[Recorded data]
__________________________________________________

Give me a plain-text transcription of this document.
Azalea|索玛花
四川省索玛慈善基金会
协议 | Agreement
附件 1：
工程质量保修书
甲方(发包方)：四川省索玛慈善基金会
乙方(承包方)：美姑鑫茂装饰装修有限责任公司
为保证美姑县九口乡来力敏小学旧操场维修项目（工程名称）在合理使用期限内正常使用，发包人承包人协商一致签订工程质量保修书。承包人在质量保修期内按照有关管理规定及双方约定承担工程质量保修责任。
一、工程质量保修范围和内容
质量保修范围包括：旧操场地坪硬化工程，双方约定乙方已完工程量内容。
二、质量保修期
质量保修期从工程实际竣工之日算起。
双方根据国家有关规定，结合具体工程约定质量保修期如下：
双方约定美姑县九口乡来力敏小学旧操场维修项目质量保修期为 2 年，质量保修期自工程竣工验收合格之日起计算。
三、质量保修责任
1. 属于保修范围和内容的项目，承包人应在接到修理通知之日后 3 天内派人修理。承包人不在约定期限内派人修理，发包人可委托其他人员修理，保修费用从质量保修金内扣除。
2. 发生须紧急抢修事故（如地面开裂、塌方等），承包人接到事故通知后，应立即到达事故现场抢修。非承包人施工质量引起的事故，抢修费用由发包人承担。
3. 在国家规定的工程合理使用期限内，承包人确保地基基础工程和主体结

__________________________________________________

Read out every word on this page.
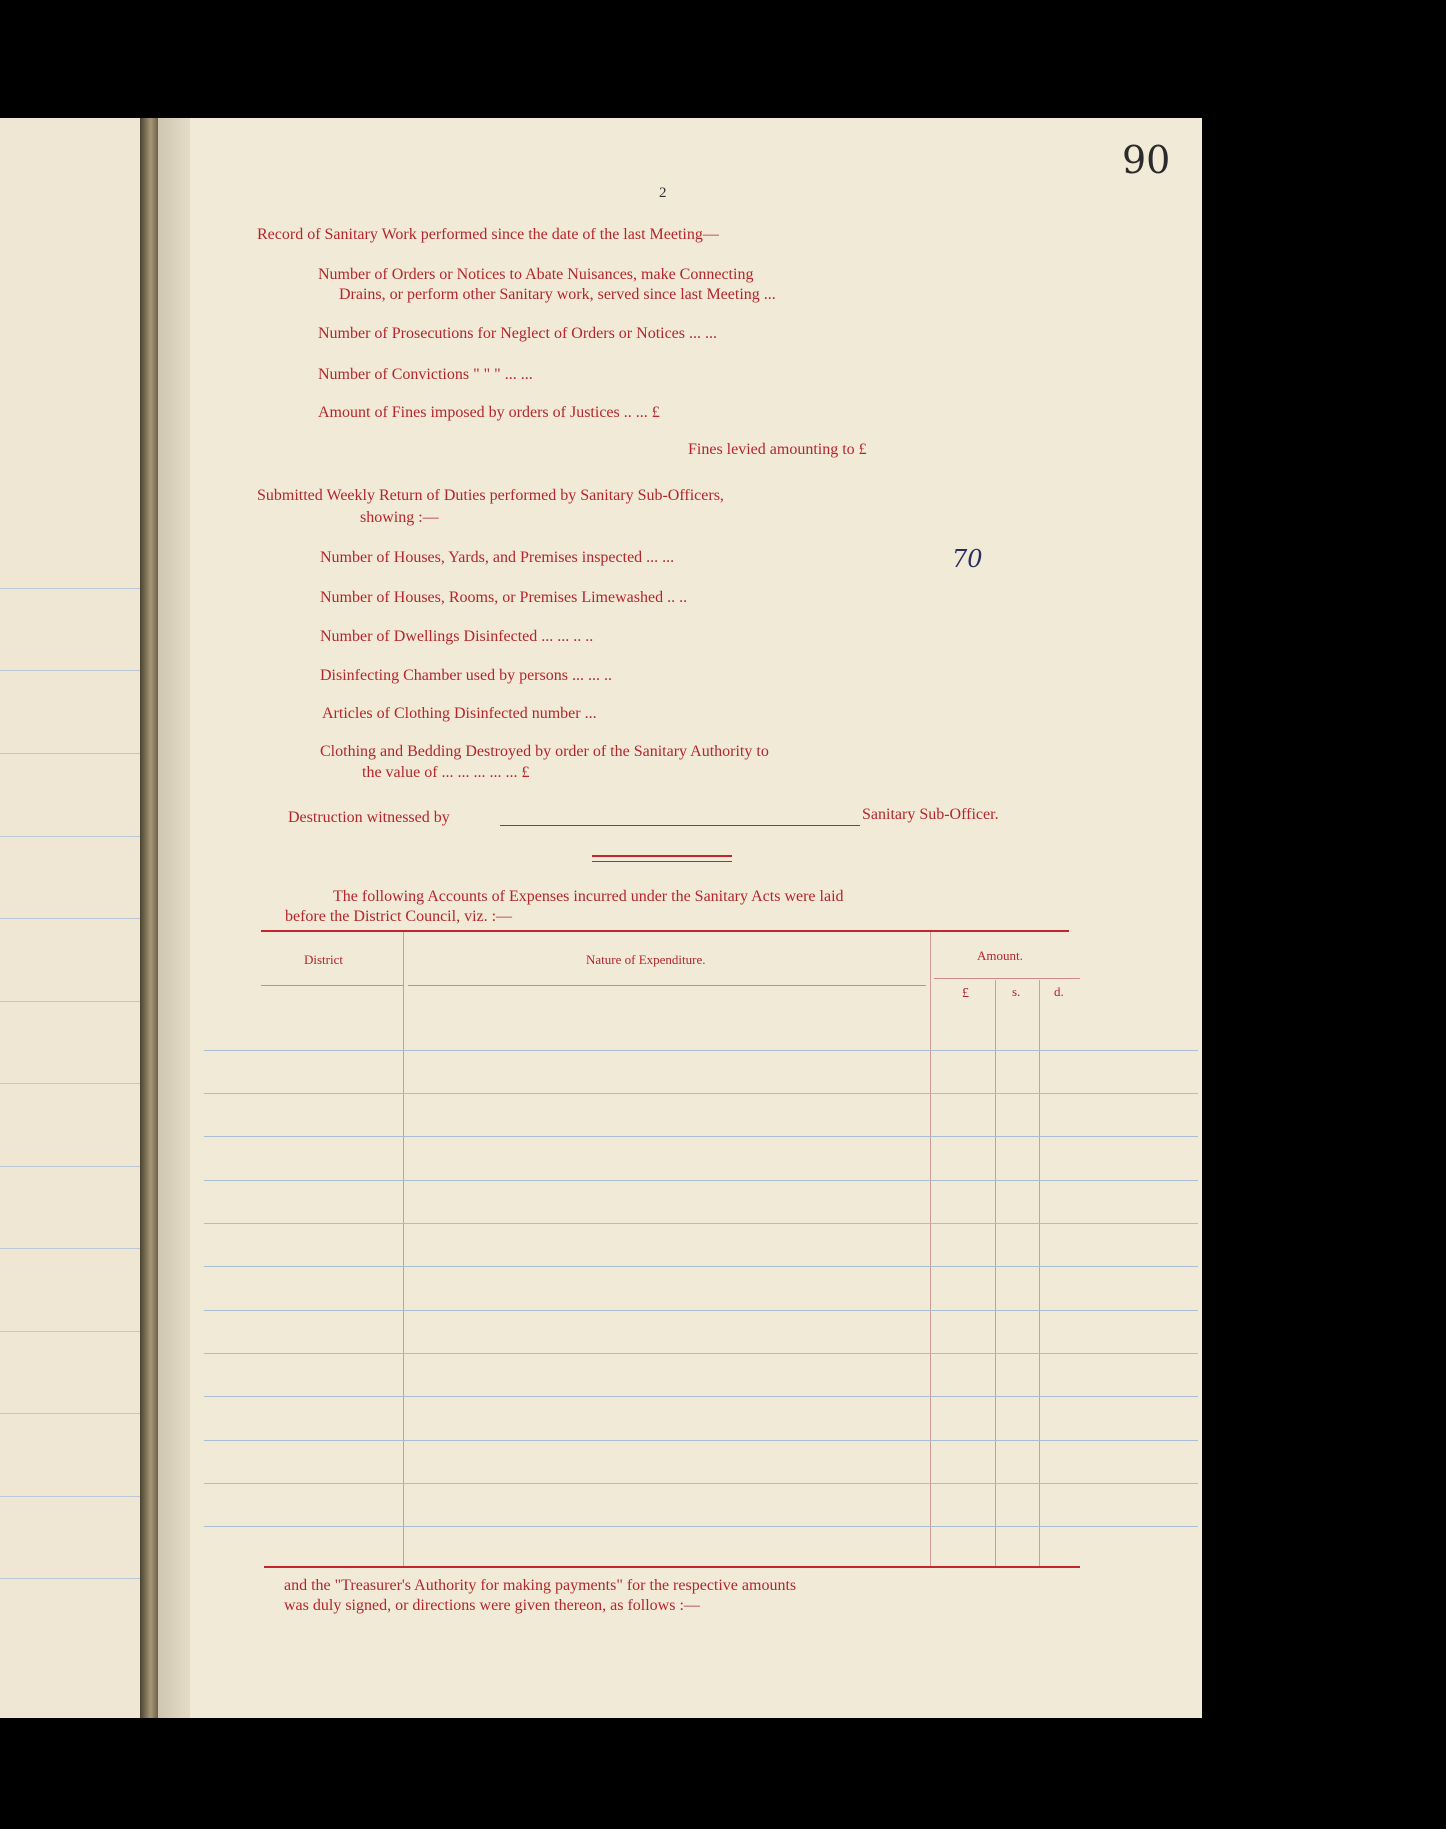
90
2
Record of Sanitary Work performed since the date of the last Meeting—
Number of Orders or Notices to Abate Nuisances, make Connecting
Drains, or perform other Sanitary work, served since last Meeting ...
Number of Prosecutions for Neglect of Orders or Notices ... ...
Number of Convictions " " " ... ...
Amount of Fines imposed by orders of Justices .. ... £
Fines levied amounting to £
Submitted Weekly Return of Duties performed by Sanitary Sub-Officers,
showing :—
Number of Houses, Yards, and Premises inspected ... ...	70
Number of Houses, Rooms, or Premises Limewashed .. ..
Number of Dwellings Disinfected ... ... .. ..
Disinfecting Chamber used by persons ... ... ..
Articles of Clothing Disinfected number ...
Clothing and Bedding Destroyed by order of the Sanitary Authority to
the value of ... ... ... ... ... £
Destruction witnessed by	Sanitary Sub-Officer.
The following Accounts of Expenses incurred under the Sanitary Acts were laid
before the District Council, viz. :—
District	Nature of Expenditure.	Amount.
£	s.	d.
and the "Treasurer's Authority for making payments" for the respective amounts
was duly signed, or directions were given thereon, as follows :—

__________________________________________________

▸ EXERCISE INSTRUCTIONS: Tally the lines in this data that hold the word "since" and state only the count.

▸ RESULT OF THIS TASK: 2